An exact copy of every record is needed.
## BEGIN Source material
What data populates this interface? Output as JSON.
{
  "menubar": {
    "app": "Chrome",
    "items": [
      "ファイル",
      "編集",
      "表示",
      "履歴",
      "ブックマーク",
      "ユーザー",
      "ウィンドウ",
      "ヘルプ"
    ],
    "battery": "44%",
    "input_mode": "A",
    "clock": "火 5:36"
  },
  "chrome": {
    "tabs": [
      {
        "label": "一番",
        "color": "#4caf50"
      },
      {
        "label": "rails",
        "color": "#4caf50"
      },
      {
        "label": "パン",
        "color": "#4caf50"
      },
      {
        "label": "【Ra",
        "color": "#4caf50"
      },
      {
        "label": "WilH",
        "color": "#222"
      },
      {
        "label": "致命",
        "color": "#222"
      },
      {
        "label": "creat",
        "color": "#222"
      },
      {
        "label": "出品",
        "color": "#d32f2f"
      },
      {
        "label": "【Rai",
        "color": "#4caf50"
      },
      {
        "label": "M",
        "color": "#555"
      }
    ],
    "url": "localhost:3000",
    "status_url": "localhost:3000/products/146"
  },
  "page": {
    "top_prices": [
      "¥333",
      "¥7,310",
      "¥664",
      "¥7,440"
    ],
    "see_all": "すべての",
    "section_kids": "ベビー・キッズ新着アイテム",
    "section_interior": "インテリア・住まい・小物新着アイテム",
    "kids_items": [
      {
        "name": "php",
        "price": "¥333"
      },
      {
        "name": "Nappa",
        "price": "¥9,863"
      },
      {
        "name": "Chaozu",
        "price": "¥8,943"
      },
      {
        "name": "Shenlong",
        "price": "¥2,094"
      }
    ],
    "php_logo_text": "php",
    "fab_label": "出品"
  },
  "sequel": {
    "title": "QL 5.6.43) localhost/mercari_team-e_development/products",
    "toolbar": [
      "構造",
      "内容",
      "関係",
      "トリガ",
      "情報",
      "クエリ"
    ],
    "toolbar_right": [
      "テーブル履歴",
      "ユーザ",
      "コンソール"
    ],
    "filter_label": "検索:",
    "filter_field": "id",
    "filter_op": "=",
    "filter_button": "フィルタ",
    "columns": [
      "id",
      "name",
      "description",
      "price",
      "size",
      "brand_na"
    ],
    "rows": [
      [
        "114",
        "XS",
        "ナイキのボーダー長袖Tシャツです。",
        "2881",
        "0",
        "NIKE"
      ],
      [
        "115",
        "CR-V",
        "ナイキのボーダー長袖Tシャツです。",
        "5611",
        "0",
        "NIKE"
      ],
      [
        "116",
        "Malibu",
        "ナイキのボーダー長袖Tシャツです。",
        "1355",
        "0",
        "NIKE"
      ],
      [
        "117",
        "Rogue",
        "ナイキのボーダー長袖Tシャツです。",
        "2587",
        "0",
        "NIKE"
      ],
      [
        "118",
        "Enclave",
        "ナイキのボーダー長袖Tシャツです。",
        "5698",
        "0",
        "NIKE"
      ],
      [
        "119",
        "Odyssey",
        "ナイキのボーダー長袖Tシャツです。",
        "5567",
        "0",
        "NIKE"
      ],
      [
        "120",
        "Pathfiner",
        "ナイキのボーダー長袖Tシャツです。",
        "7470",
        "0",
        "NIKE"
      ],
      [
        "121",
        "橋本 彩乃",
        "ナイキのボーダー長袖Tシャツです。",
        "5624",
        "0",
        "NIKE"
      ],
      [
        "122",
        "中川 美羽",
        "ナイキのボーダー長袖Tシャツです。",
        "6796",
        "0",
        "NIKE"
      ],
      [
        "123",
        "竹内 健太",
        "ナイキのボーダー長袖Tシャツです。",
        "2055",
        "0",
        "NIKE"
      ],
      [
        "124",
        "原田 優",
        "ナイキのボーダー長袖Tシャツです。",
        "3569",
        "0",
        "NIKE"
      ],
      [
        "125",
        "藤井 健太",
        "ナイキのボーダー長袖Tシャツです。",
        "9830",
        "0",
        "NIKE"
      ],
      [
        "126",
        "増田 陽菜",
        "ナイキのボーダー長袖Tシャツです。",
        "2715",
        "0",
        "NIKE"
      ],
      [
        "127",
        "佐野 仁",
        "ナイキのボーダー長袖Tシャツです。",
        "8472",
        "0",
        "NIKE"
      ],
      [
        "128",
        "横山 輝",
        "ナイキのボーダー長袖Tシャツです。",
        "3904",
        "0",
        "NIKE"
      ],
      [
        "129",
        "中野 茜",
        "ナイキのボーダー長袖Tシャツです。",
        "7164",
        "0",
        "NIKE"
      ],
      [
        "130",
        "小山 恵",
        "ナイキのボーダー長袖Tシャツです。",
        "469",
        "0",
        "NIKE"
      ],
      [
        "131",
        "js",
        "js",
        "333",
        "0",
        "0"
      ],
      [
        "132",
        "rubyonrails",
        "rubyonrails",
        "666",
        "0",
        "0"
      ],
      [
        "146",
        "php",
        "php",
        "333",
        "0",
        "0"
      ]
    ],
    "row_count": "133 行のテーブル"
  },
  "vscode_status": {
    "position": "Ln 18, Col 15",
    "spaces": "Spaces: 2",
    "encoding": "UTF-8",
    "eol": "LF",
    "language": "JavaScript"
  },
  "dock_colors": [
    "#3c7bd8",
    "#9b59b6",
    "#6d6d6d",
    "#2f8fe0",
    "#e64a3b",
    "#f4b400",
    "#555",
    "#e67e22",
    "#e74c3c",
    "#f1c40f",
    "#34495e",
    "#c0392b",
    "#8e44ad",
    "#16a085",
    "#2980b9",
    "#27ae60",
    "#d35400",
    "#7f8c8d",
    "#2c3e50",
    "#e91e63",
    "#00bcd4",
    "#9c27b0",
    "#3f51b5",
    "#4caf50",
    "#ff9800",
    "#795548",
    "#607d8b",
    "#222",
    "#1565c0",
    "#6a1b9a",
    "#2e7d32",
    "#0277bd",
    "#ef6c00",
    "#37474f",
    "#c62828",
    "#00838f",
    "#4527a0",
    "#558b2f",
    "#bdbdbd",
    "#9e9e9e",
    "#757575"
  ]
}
## END Source material
| Response to this exercise |
What data populates this interface? Output as JSON.
{
  "menubar": {
    "app": "Chrome",
    "items": [
      "ファイル",
      "編集",
      "表示",
      "履歴",
      "ブックマーク",
      "ユーザー",
      "ウィンドウ",
      "ヘルプ"
    ],
    "battery": "44%",
    "input_mode": "A",
    "clock": "火 5:36"
  },
  "chrome": {
    "tabs": [
      {
        "label": "一番",
        "color": "#4caf50"
      },
      {
        "label": "rails",
        "color": "#4caf50"
      },
      {
        "label": "パン",
        "color": "#4caf50"
      },
      {
        "label": "【Ra",
        "color": "#4caf50"
      },
      {
        "label": "WilH",
        "color": "#222"
      },
      {
        "label": "致命",
        "color": "#222"
      },
      {
        "label": "creat",
        "color": "#222"
      },
      {
        "label": "出品",
        "color": "#d32f2f"
      },
      {
        "label": "【Rai",
        "color": "#4caf50"
      },
      {
        "label": "M",
        "color": "#555"
      }
    ],
    "url": "localhost:3000",
    "status_url": "localhost:3000/products/146"
  },
  "page": {
    "top_prices": [
      "¥333",
      "¥7,310",
      "¥664",
      "¥7,440"
    ],
    "see_all": "すべての",
    "section_kids": "ベビー・キッズ新着アイテム",
    "section_interior": "インテリア・住まい・小物新着アイテム",
    "kids_items": [
      {
        "name": "php",
        "price": "¥333"
      },
      {
        "name": "Nappa",
        "price": "¥9,863"
      },
      {
        "name": "Chaozu",
        "price": "¥8,943"
      },
      {
        "name": "Shenlong",
        "price": "¥2,094"
      }
    ],
    "php_logo_text": "php",
    "fab_label": "出品"
  },
  "sequel": {
    "title": "QL 5.6.43) localhost/mercari_team-e_development/products",
    "toolbar": [
      "構造",
      "内容",
      "関係",
      "トリガ",
      "情報",
      "クエリ"
    ],
    "toolbar_right": [
      "テーブル履歴",
      "ユーザ",
      "コンソール"
    ],
    "filter_label": "検索:",
    "filter_field": "id",
    "filter_op": "=",
    "filter_button": "フィルタ",
    "columns": [
      "id",
      "name",
      "description",
      "price",
      "size",
      "brand_na"
    ],
    "rows": [
      [
        "114",
        "XS",
        "ナイキのボーダー長袖Tシャツです。",
        "2881",
        "0",
        "NIKE"
      ],
      [
        "115",
        "CR-V",
        "ナイキのボーダー長袖Tシャツです。",
        "5611",
        "0",
        "NIKE"
      ],
      [
        "116",
        "Malibu",
        "ナイキのボーダー長袖Tシャツです。",
        "1355",
        "0",
        "NIKE"
      ],
      [
        "117",
        "Rogue",
        "ナイキのボーダー長袖Tシャツです。",
        "2587",
        "0",
        "NIKE"
      ],
      [
        "118",
        "Enclave",
        "ナイキのボーダー長袖Tシャツです。",
        "5698",
        "0",
        "NIKE"
      ],
      [
        "119",
        "Odyssey",
        "ナイキのボーダー長袖Tシャツです。",
        "5567",
        "0",
        "NIKE"
      ],
      [
        "120",
        "Pathfiner",
        "ナイキのボーダー長袖Tシャツです。",
        "7470",
        "0",
        "NIKE"
      ],
      [
        "121",
        "橋本 彩乃",
        "ナイキのボーダー長袖Tシャツです。",
        "5624",
        "0",
        "NIKE"
      ],
      [
        "122",
        "中川 美羽",
        "ナイキのボーダー長袖Tシャツです。",
        "6796",
        "0",
        "NIKE"
      ],
      [
        "123",
        "竹内 健太",
        "ナイキのボーダー長袖Tシャツです。",
        "2055",
        "0",
        "NIKE"
      ],
      [
        "124",
        "原田 優",
        "ナイキのボーダー長袖Tシャツです。",
        "3569",
        "0",
        "NIKE"
      ],
      [
        "125",
        "藤井 健太",
        "ナイキのボーダー長袖Tシャツです。",
        "9830",
        "0",
        "NIKE"
      ],
      [
        "126",
        "増田 陽菜",
        "ナイキのボーダー長袖Tシャツです。",
        "2715",
        "0",
        "NIKE"
      ],
      [
        "127",
        "佐野 仁",
        "ナイキのボーダー長袖Tシャツです。",
        "8472",
        "0",
        "NIKE"
      ],
      [
        "128",
        "横山 輝",
        "ナイキのボーダー長袖Tシャツです。",
        "3904",
        "0",
        "NIKE"
      ],
      [
        "129",
        "中野 茜",
        "ナイキのボーダー長袖Tシャツです。",
        "7164",
        "0",
        "NIKE"
      ],
      [
        "130",
        "小山 恵",
        "ナイキのボーダー長袖Tシャツです。",
        "469",
        "0",
        "NIKE"
      ],
      [
        "131",
        "js",
        "js",
        "333",
        "0",
        "0"
      ],
      [
        "132",
        "rubyonrails",
        "rubyonrails",
        "666",
        "0",
        "0"
      ],
      [
        "146",
        "php",
        "php",
        "333",
        "0",
        "0"
      ]
    ],
    "row_count": "133 行のテーブル"
  },
  "vscode_status": {
    "position": "Ln 18, Col 15",
    "spaces": "Spaces: 2",
    "encoding": "UTF-8",
    "eol": "LF",
    "language": "JavaScript"
  },
  "dock_colors": [
    "#3c7bd8",
    "#9b59b6",
    "#6d6d6d",
    "#2f8fe0",
    "#e64a3b",
    "#f4b400",
    "#555",
    "#e67e22",
    "#e74c3c",
    "#f1c40f",
    "#34495e",
    "#c0392b",
    "#8e44ad",
    "#16a085",
    "#2980b9",
    "#27ae60",
    "#d35400",
    "#7f8c8d",
    "#2c3e50",
    "#e91e63",
    "#00bcd4",
    "#9c27b0",
    "#3f51b5",
    "#4caf50",
    "#ff9800",
    "#795548",
    "#607d8b",
    "#222",
    "#1565c0",
    "#6a1b9a",
    "#2e7d32",
    "#0277bd",
    "#ef6c00",
    "#37474f",
    "#c62828",
    "#00838f",
    "#4527a0",
    "#558b2f",
    "#bdbdbd",
    "#9e9e9e",
    "#757575"
  ]
}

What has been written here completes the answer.